→ **SET OF TASKS**:
- 1) In the SQL Server forum post, how many category columns are there to group on?
- 2) Pick up the SQL Server forum post on grouping by changes in a category column right after its final sentence, and continue writing it.

→ **TEXT**:
SQL Server Performance Forum – Threads Archive

Group By change in grouping column

We have a situation where there are a bundle of categories for different aspects of a row. There are 3 category columns to group on. The data also has a timestamp on each row to indicate for which timeperiod this row reflects. We run reports against this data and group on the 3 category columns but rather than bundle all of Category X into one big group it is also broken down to the period of time it remained as Category X. So the 3 grouping columns indicate the ‘state’ of the row and when grouping I need to group all the individual rows for each state for a period of time into one row in the report. e.g. (with just one state/category column)

→ **LISTING**:
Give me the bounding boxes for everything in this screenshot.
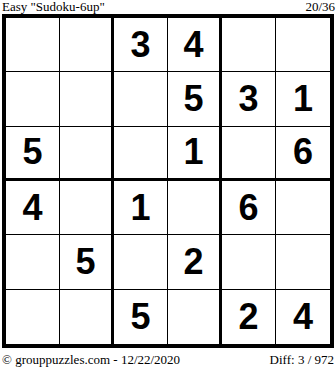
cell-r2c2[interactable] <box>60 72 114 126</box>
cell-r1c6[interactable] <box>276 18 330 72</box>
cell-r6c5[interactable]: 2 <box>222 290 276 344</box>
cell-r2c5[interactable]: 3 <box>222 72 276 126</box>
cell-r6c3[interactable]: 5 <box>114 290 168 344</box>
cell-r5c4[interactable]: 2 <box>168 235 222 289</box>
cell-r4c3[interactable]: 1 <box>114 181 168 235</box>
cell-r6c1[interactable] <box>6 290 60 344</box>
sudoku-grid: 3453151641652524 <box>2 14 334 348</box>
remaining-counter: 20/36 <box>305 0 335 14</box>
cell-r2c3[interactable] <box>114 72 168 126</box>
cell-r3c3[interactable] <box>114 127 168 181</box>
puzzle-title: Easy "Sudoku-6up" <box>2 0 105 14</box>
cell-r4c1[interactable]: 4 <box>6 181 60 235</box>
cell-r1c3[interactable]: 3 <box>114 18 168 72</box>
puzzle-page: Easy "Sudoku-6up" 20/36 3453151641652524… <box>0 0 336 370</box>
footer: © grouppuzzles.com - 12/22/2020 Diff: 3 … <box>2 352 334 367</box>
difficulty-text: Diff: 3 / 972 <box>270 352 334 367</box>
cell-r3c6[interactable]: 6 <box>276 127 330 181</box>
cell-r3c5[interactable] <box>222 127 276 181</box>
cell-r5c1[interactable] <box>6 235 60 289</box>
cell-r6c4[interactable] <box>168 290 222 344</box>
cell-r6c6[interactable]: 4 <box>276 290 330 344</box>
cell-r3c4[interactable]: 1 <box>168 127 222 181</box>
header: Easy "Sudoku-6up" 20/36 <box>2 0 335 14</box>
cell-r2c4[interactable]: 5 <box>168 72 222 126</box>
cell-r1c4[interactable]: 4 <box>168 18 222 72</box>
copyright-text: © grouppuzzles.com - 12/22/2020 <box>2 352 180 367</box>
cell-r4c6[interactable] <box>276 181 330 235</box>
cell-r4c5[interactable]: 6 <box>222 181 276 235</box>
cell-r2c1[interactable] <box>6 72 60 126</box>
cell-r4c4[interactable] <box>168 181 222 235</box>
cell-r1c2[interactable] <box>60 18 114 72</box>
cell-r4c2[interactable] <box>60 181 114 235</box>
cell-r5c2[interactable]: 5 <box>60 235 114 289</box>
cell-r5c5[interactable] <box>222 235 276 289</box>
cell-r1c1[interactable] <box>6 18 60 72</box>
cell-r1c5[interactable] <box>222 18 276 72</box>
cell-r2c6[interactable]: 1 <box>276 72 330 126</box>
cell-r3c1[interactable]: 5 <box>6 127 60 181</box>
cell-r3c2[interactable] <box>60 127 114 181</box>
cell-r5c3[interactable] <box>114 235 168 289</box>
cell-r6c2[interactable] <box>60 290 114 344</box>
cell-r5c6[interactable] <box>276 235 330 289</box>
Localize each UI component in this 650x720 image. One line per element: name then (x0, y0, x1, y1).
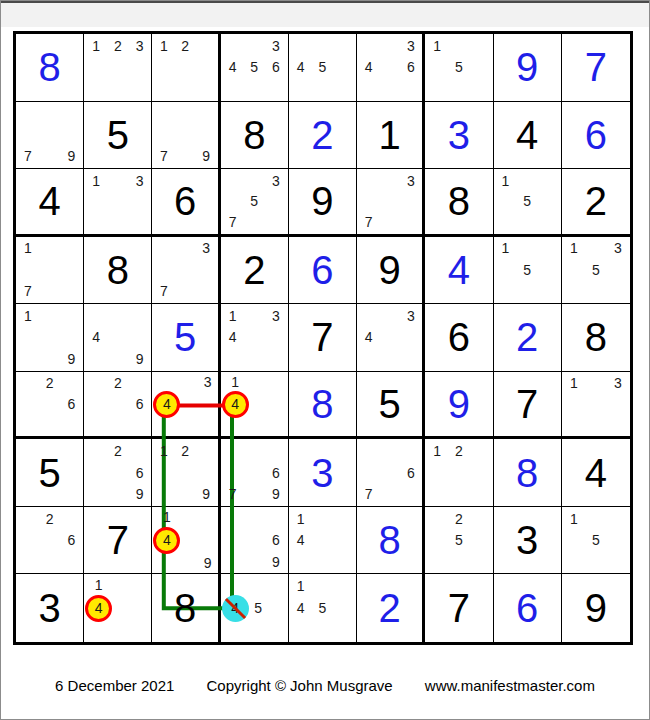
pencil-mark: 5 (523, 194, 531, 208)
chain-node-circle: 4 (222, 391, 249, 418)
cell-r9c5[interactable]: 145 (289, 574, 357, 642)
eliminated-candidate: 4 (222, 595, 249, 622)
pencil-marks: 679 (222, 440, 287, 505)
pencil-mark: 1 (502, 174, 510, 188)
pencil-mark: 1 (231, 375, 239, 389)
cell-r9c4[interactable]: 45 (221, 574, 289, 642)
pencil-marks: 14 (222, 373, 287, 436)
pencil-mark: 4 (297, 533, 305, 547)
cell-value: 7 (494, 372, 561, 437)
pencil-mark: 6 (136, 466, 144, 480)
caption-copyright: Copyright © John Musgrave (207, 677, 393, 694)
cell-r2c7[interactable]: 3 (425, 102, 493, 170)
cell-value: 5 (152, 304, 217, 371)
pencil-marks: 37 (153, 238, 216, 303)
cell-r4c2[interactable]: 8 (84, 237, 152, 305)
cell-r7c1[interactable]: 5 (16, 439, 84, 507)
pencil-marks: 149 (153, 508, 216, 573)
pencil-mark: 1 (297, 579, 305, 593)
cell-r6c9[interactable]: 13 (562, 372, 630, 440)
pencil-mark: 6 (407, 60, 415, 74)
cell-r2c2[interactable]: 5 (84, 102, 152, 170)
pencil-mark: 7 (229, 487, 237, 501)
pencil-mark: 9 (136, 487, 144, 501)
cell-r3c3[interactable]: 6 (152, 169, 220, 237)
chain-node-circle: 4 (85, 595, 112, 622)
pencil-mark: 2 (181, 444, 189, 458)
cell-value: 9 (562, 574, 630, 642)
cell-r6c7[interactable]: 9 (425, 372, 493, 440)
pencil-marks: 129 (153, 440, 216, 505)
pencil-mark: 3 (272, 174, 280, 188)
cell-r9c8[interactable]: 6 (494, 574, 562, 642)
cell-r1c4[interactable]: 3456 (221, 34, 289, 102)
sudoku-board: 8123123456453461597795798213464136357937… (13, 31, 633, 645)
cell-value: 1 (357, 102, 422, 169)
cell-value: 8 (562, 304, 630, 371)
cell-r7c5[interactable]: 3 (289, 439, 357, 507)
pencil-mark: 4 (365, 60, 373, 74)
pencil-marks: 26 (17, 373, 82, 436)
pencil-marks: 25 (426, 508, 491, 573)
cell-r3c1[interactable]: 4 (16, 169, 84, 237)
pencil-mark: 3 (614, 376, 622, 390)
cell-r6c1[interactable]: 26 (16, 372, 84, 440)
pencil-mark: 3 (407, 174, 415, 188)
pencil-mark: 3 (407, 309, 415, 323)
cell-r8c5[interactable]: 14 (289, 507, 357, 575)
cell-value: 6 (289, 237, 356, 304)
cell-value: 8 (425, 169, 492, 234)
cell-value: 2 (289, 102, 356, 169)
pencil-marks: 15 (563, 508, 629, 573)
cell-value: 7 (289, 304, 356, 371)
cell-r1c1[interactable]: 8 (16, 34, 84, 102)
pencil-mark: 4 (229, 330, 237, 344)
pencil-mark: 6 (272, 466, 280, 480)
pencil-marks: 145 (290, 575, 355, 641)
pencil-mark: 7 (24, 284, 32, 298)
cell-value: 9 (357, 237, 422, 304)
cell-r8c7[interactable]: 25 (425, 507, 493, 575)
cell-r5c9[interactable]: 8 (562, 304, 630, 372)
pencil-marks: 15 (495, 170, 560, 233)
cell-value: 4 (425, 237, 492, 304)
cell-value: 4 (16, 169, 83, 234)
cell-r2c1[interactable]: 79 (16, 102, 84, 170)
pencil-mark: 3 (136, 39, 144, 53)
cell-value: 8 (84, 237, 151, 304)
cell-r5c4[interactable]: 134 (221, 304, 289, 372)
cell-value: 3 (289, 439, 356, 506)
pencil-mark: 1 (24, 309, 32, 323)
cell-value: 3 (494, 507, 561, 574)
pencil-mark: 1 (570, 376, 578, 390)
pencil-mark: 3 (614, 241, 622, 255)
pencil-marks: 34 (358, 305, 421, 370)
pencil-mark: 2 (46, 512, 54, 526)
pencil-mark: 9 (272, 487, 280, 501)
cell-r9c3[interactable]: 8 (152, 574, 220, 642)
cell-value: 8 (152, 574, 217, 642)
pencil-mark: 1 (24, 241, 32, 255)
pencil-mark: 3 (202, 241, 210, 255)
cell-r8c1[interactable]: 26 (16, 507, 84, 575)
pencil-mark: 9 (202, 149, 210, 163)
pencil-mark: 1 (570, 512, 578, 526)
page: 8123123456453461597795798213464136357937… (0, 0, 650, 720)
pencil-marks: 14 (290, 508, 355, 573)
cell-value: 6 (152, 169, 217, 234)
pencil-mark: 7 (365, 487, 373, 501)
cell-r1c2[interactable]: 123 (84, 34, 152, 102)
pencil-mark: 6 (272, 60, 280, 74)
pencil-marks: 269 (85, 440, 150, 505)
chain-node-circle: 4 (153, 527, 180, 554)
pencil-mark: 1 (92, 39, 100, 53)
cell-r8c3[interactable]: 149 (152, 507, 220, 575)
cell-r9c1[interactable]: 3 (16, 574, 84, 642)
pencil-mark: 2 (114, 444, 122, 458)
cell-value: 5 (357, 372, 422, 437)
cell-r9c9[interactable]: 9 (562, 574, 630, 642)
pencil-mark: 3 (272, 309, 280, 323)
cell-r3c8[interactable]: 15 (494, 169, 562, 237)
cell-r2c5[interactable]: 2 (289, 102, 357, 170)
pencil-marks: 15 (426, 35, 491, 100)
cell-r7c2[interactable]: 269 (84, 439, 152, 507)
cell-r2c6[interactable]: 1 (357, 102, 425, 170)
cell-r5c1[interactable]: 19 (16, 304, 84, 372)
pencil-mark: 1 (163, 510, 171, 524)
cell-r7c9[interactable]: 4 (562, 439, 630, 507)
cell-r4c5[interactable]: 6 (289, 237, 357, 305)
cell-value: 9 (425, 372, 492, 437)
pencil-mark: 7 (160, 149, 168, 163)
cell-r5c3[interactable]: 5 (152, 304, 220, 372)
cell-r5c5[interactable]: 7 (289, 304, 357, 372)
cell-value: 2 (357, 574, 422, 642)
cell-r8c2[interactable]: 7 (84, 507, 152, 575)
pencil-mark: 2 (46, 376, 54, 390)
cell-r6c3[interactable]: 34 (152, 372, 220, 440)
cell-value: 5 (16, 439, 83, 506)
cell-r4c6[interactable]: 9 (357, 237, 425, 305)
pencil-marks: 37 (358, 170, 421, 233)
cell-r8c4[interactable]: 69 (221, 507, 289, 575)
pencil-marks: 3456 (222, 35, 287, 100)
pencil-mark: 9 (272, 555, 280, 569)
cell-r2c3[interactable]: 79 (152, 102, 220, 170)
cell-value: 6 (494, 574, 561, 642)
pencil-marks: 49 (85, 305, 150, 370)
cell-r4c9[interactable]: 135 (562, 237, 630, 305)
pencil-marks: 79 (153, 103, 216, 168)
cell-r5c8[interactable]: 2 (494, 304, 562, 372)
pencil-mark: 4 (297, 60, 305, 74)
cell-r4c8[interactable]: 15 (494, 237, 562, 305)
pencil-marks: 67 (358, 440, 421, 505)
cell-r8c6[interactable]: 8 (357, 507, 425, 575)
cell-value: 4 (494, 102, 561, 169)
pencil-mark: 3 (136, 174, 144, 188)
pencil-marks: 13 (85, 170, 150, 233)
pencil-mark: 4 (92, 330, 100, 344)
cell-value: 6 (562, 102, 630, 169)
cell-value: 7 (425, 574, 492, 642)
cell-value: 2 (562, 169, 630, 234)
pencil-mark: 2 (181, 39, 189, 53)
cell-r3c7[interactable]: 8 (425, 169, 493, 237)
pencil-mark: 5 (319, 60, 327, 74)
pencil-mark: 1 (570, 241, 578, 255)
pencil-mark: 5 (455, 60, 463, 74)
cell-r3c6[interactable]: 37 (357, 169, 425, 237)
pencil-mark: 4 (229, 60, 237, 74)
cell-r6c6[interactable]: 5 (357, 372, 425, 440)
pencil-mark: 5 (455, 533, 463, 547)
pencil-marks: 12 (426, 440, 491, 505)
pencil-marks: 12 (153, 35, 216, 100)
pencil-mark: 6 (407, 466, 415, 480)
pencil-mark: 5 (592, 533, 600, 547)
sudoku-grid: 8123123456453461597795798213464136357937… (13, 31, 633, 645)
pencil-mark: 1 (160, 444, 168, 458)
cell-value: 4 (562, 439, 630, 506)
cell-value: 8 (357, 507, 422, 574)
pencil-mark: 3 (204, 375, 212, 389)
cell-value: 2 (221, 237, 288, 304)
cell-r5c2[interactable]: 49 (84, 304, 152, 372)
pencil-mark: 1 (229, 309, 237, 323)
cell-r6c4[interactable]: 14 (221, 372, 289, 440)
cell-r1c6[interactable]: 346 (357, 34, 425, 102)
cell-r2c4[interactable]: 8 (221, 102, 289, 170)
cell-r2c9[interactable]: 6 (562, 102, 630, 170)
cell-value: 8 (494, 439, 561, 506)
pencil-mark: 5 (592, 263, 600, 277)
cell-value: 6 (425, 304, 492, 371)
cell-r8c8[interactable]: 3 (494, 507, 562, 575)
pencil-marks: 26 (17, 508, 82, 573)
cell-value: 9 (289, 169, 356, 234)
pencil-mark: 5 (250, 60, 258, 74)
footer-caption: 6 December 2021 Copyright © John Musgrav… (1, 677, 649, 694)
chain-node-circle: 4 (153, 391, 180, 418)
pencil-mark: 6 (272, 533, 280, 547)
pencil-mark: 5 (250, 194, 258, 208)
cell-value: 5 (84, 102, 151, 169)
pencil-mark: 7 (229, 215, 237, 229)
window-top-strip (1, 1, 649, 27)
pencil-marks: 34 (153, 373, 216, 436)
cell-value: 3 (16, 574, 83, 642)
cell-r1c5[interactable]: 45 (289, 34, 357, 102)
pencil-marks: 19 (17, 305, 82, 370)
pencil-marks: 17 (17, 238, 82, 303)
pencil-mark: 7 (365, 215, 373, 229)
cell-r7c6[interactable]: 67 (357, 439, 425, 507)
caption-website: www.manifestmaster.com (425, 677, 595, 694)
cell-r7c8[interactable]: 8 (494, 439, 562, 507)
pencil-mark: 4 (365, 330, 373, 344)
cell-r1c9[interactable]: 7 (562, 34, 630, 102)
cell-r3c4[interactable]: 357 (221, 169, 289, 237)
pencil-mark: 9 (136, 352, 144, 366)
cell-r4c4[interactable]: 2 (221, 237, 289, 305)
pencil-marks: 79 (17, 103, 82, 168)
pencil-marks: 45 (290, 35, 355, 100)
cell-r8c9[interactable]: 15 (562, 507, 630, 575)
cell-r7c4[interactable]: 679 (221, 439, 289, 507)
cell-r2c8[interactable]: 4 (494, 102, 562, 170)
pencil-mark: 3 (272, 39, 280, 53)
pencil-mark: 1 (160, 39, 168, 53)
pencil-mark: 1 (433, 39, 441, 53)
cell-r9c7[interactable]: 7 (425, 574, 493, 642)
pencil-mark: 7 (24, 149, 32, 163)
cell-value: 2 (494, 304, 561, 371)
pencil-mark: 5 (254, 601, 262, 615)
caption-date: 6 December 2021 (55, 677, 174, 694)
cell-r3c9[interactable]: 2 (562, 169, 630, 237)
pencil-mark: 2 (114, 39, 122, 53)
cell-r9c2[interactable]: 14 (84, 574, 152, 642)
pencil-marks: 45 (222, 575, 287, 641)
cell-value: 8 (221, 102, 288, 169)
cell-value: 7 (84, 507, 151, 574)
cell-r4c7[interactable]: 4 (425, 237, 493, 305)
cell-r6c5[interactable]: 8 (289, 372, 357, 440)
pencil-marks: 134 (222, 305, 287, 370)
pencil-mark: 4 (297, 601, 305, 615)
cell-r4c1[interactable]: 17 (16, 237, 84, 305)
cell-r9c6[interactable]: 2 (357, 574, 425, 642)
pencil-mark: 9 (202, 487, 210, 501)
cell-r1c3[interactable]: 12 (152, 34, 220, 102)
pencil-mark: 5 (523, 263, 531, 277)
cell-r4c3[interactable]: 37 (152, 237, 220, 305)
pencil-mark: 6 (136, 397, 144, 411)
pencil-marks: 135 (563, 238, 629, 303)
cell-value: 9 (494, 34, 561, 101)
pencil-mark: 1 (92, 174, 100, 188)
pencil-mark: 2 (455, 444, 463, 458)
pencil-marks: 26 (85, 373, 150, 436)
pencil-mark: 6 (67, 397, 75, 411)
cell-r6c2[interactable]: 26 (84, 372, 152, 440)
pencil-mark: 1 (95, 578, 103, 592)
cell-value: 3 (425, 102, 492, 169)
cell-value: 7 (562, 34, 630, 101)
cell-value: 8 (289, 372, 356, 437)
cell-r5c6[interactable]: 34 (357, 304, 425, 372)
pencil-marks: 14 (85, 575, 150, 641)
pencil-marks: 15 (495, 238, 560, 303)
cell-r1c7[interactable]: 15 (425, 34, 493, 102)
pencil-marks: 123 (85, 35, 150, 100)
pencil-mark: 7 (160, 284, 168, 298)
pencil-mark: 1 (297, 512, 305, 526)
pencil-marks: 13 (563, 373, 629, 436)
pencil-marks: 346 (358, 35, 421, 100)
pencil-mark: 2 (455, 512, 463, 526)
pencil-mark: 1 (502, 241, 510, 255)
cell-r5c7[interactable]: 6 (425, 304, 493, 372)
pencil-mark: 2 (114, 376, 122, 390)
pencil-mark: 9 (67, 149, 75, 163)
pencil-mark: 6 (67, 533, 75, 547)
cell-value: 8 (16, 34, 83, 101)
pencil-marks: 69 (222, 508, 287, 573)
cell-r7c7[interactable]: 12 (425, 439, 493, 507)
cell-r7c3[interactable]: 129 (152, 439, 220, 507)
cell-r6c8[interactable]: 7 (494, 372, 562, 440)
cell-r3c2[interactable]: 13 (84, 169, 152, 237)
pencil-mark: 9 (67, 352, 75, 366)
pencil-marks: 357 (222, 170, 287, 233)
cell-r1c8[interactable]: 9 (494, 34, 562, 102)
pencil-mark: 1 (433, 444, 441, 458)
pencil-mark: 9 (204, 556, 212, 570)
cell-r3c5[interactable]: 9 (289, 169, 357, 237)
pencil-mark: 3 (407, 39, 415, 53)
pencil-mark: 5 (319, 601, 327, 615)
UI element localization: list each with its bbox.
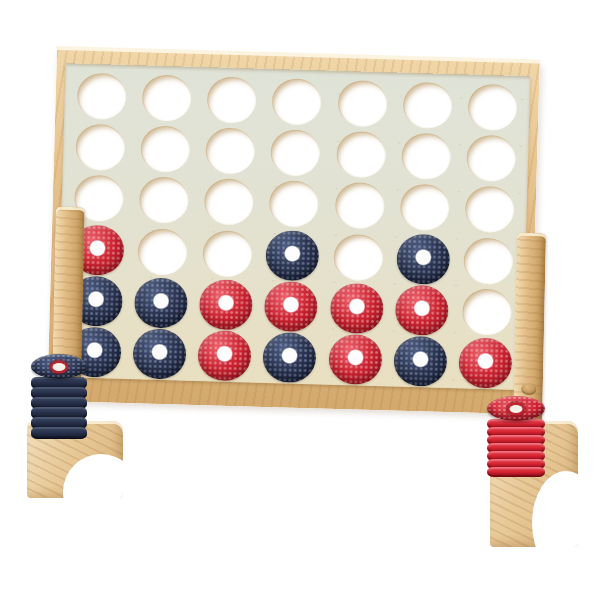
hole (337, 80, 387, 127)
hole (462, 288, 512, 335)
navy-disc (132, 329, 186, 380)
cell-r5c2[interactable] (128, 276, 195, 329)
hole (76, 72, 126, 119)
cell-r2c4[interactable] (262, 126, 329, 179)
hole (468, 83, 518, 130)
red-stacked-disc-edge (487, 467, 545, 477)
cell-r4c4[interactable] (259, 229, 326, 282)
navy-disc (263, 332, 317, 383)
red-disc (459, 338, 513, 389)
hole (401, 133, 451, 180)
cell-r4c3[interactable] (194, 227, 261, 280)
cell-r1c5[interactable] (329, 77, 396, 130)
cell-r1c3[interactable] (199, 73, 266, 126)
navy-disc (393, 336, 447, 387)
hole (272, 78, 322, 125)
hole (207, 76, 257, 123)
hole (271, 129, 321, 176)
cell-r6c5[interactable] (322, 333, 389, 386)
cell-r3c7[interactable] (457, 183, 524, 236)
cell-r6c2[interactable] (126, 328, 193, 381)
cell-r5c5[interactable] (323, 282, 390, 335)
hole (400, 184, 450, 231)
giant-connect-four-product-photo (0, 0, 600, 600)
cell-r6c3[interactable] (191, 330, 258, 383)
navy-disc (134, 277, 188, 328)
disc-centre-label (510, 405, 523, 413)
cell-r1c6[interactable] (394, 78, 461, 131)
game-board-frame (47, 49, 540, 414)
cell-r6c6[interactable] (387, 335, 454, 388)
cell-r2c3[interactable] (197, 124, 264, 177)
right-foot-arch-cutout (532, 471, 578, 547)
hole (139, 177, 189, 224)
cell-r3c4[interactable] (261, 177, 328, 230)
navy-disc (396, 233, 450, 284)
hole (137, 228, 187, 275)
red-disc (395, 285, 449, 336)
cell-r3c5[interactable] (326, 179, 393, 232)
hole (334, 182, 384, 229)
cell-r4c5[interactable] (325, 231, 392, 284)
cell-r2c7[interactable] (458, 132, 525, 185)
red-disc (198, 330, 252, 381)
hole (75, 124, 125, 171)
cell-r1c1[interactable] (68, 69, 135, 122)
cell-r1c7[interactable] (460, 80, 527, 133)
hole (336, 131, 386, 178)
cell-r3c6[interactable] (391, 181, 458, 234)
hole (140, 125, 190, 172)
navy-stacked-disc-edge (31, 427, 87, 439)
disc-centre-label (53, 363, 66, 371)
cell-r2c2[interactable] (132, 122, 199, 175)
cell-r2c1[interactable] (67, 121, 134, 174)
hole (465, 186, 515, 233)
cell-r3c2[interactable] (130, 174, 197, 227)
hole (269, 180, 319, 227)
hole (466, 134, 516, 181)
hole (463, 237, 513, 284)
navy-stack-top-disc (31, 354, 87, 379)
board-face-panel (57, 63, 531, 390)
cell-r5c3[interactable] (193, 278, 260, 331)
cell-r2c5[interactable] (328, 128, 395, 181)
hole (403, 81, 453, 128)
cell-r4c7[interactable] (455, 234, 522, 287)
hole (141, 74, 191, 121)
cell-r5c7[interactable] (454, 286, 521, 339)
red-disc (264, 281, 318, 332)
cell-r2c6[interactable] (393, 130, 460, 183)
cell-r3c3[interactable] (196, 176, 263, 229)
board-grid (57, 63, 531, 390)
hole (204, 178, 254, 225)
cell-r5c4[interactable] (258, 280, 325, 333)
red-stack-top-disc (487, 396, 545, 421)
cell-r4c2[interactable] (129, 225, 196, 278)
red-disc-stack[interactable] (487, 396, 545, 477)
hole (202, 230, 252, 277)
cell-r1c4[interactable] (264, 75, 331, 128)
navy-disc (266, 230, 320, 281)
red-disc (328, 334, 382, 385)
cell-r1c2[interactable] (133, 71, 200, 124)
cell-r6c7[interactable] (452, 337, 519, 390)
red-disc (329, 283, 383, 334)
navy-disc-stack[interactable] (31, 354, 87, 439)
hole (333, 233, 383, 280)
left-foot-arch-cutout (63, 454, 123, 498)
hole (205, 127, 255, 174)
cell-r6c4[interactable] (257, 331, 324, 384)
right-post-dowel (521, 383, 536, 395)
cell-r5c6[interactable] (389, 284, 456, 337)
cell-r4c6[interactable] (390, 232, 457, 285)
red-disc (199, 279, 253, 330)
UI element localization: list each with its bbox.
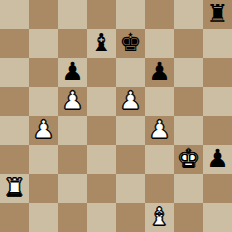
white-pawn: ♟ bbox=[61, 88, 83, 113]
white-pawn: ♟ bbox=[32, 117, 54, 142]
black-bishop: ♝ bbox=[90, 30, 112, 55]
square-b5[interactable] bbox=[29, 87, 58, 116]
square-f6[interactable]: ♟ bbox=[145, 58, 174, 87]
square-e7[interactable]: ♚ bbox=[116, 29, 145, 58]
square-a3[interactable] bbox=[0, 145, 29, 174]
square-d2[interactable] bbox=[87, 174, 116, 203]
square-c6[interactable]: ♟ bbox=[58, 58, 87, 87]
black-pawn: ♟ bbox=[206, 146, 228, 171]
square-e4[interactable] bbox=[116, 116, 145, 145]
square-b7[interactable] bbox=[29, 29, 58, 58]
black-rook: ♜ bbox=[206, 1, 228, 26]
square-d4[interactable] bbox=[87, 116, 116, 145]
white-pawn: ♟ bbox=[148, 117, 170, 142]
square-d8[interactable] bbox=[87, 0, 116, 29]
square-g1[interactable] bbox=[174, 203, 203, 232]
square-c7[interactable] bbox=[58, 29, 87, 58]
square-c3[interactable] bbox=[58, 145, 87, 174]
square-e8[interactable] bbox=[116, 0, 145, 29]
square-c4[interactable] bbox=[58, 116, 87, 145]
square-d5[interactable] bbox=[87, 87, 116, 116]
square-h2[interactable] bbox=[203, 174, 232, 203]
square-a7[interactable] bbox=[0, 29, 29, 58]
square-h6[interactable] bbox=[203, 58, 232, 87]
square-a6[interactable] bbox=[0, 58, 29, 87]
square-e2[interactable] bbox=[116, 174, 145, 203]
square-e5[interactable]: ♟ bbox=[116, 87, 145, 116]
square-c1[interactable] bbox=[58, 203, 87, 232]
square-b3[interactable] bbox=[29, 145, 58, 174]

→ **RESPONSES BY TASK**:
- 1) There are three category columns to group on.

- 2)
timestamp category
10 0
20 0
30 1
40 0
50 1
When grouping, I need to group timestamps 10,20 into one group, 30 into another group and 40 into another group – as opposed to having 10,20 and 40 all in one group. The way we’re doing this just now is to have a kind of sequence number (actually the timeStamp is used) as an additional column which remains the same until the category changes. So above is actually:
timestamp category categorystartts
10 0 10
20 0 10
30 1 30
40 0 40
50 1 50
So we group on categorystartts instead – keeps the groups seperate based on the state changing. The problem is, this additional column isn’t really relevant to the data, and it is becoming a pain to maintain since the data can be edited so e.g. if someone edits the category at timestamp 30 the categorygroupts must be updated for timestamp 30 and 40 to be 10. Another way I’ve come up with of doing this (in dev environment anyway) is to perform a skewed query at the time of report to join this table to itself but 1 timestamp earlier and calculate the beginning of the state period on the fly and group on this. Problem is, it’s pretty slow. I’ve searched everywhere on google and here in this forum and some other places and racked my brains to think of another neat solution to this, but can’t come up with anything as quick as storing the groupingid in the table, and yet that’s a pain because of the edits. Feasibly, a single edit could result in 1000s of rows being updated to merge the groups. I feel there must be a standard approach to this problem, and I get the feeling the two I’ve described above are it, but maybe not… anyone know of a good way of doing this? Dave.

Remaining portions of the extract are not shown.